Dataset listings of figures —
━━━━━━━━━━━━━━━━━━━━━━━━━━━━━━
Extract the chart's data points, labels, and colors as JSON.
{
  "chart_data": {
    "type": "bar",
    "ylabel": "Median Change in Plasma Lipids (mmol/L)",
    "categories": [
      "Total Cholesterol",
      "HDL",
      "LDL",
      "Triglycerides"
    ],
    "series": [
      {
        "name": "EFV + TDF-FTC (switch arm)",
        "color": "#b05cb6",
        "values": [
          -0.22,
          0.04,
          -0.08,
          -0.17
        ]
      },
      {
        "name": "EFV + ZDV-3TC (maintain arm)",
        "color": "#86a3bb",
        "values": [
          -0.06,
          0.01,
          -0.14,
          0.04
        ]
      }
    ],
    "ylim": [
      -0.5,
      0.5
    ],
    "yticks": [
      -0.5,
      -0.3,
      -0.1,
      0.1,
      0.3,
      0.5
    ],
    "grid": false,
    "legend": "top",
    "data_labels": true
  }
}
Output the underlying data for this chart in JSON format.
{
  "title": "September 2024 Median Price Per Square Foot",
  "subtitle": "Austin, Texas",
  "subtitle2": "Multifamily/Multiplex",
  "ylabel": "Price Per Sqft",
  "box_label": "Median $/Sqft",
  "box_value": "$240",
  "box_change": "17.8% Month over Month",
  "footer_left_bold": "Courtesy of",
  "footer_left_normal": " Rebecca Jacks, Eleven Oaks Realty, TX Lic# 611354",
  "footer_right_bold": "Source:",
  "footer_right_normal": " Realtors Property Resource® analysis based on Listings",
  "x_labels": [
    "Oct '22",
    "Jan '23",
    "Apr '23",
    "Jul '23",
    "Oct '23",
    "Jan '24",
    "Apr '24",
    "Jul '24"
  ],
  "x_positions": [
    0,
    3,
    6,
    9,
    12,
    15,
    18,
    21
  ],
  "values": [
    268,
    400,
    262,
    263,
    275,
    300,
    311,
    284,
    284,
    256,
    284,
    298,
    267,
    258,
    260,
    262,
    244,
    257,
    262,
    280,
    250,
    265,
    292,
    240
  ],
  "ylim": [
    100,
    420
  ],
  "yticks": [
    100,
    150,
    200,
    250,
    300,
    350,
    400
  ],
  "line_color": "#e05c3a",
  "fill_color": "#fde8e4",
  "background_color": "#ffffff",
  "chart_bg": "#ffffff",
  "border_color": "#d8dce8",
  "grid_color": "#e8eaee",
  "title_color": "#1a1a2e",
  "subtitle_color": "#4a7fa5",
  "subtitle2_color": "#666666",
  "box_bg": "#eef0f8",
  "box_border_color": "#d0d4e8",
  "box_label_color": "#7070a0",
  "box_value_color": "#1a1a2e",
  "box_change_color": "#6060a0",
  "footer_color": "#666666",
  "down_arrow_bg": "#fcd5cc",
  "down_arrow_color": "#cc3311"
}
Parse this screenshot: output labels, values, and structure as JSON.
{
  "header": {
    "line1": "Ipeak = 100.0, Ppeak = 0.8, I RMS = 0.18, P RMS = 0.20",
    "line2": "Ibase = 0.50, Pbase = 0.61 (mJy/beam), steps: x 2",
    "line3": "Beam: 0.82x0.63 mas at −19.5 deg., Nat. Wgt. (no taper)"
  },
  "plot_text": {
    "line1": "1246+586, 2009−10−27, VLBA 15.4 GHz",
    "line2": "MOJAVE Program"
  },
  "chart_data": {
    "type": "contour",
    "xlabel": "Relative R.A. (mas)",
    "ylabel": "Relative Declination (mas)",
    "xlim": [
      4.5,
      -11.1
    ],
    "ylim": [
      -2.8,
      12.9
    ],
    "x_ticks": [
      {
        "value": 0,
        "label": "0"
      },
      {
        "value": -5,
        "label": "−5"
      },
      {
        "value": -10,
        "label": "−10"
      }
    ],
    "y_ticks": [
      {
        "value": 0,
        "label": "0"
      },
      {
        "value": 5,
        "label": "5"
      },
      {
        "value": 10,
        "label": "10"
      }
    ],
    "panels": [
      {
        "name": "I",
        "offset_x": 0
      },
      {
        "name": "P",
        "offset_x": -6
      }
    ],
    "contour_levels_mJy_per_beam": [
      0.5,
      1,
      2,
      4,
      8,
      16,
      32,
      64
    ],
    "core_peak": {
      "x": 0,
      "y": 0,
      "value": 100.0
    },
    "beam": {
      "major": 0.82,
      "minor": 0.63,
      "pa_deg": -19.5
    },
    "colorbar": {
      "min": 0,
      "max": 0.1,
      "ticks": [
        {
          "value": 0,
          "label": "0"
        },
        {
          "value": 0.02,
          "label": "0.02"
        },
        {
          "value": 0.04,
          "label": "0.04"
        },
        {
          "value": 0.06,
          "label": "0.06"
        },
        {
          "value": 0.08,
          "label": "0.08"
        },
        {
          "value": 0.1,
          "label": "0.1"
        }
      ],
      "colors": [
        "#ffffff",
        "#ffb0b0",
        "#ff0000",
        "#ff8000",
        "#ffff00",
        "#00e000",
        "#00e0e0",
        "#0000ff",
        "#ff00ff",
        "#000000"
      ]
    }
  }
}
━━━━━━━━━━━━━━━━━━━━━━━━━━━━━━
WHAT NEEDS TO BE DONE — Take the entries and copy them out exactly.

REPLY TO THE EXERCISE —
Extract the chart's data points, labels, and colors as JSON.
{
  "chart_data": {
    "type": "bar",
    "ylabel": "Median Change in Plasma Lipids (mmol/L)",
    "categories": [
      "Total Cholesterol",
      "HDL",
      "LDL",
      "Triglycerides"
    ],
    "series": [
      {
        "name": "EFV + TDF-FTC (switch arm)",
        "color": "#b05cb6",
        "values": [
          -0.22,
          0.04,
          -0.08,
          -0.17
        ]
      },
      {
        "name": "EFV + ZDV-3TC (maintain arm)",
        "color": "#86a3bb",
        "values": [
          -0.06,
          0.01,
          -0.14,
          0.04
        ]
      }
    ],
    "ylim": [
      -0.5,
      0.5
    ],
    "yticks": [
      -0.5,
      -0.3,
      -0.1,
      0.1,
      0.3,
      0.5
    ],
    "grid": false,
    "legend": "top",
    "data_labels": true
  }
}
Output the underlying data for this chart in JSON format.
{
  "title": "September 2024 Median Price Per Square Foot",
  "subtitle": "Austin, Texas",
  "subtitle2": "Multifamily/Multiplex",
  "ylabel": "Price Per Sqft",
  "box_label": "Median $/Sqft",
  "box_value": "$240",
  "box_change": "17.8% Month over Month",
  "footer_left_bold": "Courtesy of",
  "footer_left_normal": " Rebecca Jacks, Eleven Oaks Realty, TX Lic# 611354",
  "footer_right_bold": "Source:",
  "footer_right_normal": " Realtors Property Resource® analysis based on Listings",
  "x_labels": [
    "Oct '22",
    "Jan '23",
    "Apr '23",
    "Jul '23",
    "Oct '23",
    "Jan '24",
    "Apr '24",
    "Jul '24"
  ],
  "x_positions": [
    0,
    3,
    6,
    9,
    12,
    15,
    18,
    21
  ],
  "values": [
    268,
    400,
    262,
    263,
    275,
    300,
    311,
    284,
    284,
    256,
    284,
    298,
    267,
    258,
    260,
    262,
    244,
    257,
    262,
    280,
    250,
    265,
    292,
    240
  ],
  "ylim": [
    100,
    420
  ],
  "yticks": [
    100,
    150,
    200,
    250,
    300,
    350,
    400
  ],
  "line_color": "#e05c3a",
  "fill_color": "#fde8e4",
  "background_color": "#ffffff",
  "chart_bg": "#ffffff",
  "border_color": "#d8dce8",
  "grid_color": "#e8eaee",
  "title_color": "#1a1a2e",
  "subtitle_color": "#4a7fa5",
  "subtitle2_color": "#666666",
  "box_bg": "#eef0f8",
  "box_border_color": "#d0d4e8",
  "box_label_color": "#7070a0",
  "box_value_color": "#1a1a2e",
  "box_change_color": "#6060a0",
  "footer_color": "#666666",
  "down_arrow_bg": "#fcd5cc",
  "down_arrow_color": "#cc3311"
}
Parse this screenshot: output labels, values, and structure as JSON.
{
  "header": {
    "line1": "Ipeak = 100.0, Ppeak = 0.8, I RMS = 0.18, P RMS = 0.20",
    "line2": "Ibase = 0.50, Pbase = 0.61 (mJy/beam), steps: x 2",
    "line3": "Beam: 0.82x0.63 mas at −19.5 deg., Nat. Wgt. (no taper)"
  },
  "plot_text": {
    "line1": "1246+586, 2009−10−27, VLBA 15.4 GHz",
    "line2": "MOJAVE Program"
  },
  "chart_data": {
    "type": "contour",
    "xlabel": "Relative R.A. (mas)",
    "ylabel": "Relative Declination (mas)",
    "xlim": [
      4.5,
      -11.1
    ],
    "ylim": [
      -2.8,
      12.9
    ],
    "x_ticks": [
      {
        "value": 0,
        "label": "0"
      },
      {
        "value": -5,
        "label": "−5"
      },
      {
        "value": -10,
        "label": "−10"
      }
    ],
    "y_ticks": [
      {
        "value": 0,
        "label": "0"
      },
      {
        "value": 5,
        "label": "5"
      },
      {
        "value": 10,
        "label": "10"
      }
    ],
    "panels": [
      {
        "name": "I",
        "offset_x": 0
      },
      {
        "name": "P",
        "offset_x": -6
      }
    ],
    "contour_levels_mJy_per_beam": [
      0.5,
      1,
      2,
      4,
      8,
      16,
      32,
      64
    ],
    "core_peak": {
      "x": 0,
      "y": 0,
      "value": 100.0
    },
    "beam": {
      "major": 0.82,
      "minor": 0.63,
      "pa_deg": -19.5
    },
    "colorbar": {
      "min": 0,
      "max": 0.1,
      "ticks": [
        {
          "value": 0,
          "label": "0"
        },
        {
          "value": 0.02,
          "label": "0.02"
        },
        {
          "value": 0.04,
          "label": "0.04"
        },
        {
          "value": 0.06,
          "label": "0.06"
        },
        {
          "value": 0.08,
          "label": "0.08"
        },
        {
          "value": 0.1,
          "label": "0.1"
        }
      ],
      "colors": [
        "#ffffff",
        "#ffb0b0",
        "#ff0000",
        "#ff8000",
        "#ffff00",
        "#00e000",
        "#00e0e0",
        "#0000ff",
        "#ff00ff",
        "#000000"
      ]
    }
  }
}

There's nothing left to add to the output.